§ EXTRACTED DATA:
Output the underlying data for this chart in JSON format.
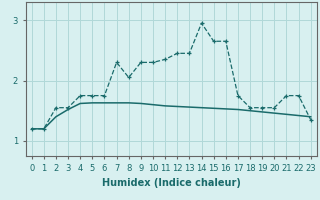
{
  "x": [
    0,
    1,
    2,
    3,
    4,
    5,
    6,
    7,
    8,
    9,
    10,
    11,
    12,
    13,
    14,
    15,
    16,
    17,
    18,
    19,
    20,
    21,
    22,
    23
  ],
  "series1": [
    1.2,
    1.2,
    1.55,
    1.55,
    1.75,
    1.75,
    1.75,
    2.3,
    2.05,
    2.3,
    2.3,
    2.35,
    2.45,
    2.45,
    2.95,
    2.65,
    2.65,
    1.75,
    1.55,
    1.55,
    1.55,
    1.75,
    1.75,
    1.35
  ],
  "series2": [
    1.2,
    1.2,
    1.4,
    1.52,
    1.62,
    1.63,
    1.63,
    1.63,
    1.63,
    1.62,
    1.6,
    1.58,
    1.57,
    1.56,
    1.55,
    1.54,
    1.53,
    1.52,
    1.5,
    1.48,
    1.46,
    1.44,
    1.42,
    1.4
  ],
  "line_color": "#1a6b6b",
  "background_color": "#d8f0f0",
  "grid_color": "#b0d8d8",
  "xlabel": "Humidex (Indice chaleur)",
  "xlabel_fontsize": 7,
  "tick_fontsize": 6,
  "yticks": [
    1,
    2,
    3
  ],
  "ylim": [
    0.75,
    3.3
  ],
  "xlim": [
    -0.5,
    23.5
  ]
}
---
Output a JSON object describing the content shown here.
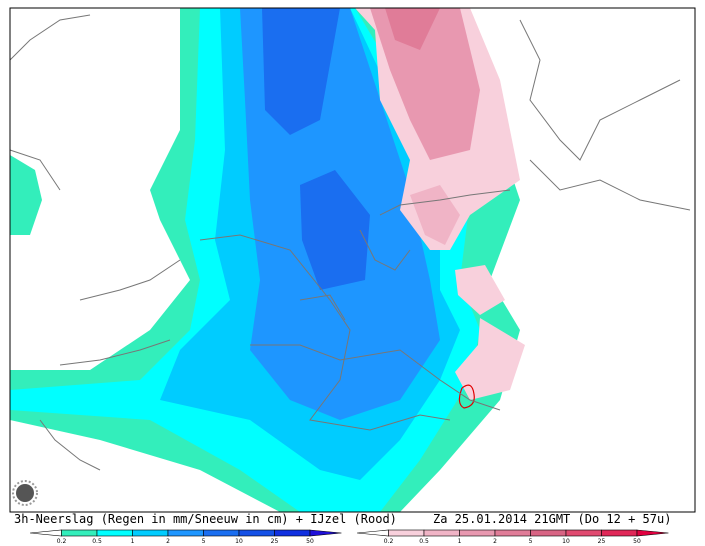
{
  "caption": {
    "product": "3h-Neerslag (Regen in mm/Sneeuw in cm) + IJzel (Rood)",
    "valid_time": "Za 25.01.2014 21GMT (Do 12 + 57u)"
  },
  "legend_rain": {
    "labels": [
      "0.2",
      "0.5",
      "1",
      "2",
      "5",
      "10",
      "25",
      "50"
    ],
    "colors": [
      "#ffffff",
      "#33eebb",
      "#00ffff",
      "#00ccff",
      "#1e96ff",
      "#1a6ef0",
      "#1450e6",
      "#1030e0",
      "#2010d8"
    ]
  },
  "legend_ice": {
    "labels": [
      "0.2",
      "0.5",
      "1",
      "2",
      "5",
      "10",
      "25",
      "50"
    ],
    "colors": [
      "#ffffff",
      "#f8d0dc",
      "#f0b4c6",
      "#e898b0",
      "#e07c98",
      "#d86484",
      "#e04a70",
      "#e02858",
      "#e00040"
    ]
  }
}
---
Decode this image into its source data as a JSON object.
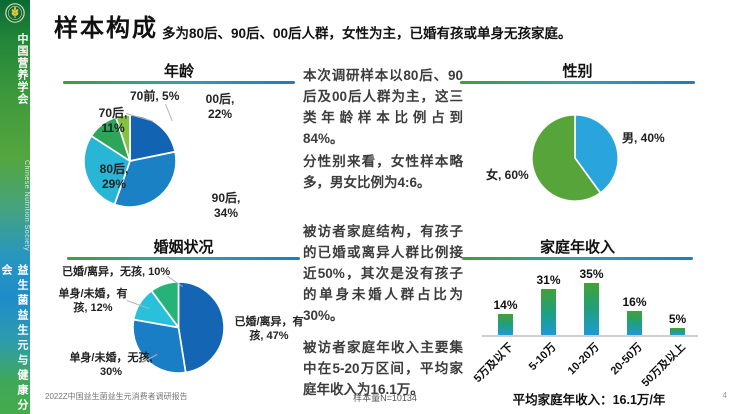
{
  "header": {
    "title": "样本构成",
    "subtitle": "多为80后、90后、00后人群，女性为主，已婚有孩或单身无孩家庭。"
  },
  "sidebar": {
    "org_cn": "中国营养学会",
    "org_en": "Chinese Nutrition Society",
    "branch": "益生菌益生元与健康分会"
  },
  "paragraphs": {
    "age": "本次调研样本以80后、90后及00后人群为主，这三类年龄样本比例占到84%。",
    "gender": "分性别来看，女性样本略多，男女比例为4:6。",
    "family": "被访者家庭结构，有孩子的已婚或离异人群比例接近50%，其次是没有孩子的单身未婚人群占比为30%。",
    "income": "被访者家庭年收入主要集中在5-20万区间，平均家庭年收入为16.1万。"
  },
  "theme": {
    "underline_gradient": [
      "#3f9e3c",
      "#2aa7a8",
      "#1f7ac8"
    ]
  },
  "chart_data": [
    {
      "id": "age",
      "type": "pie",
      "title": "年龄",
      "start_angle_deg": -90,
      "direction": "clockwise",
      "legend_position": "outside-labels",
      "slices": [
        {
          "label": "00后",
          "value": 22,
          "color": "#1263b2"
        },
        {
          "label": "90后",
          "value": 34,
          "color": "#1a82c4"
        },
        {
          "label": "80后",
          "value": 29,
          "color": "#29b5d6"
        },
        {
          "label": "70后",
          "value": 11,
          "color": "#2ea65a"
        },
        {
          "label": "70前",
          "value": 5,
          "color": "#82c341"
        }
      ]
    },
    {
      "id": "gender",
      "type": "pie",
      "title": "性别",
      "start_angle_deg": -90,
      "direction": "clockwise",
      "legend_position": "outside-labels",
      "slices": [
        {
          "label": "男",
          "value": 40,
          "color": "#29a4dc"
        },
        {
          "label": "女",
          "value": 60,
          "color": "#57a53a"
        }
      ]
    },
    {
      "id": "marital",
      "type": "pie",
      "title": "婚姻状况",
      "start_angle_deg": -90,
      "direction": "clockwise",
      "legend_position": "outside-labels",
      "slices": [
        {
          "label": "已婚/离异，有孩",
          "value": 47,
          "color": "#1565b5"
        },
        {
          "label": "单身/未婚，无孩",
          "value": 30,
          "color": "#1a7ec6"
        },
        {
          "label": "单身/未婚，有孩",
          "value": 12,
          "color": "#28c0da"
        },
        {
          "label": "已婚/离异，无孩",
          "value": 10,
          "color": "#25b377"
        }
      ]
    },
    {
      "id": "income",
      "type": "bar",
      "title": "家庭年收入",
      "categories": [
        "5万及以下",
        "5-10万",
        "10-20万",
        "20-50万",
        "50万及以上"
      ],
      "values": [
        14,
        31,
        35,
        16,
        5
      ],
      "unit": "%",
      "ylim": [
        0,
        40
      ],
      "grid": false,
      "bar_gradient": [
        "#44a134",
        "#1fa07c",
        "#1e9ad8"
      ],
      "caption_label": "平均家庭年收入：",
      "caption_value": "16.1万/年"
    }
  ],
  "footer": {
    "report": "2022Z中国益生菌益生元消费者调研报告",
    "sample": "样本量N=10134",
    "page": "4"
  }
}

§ EXERCISE AIM: Examine the listing and say how many of its lines contain the string "gender". Give the number alone.

§ OUTPUT: 2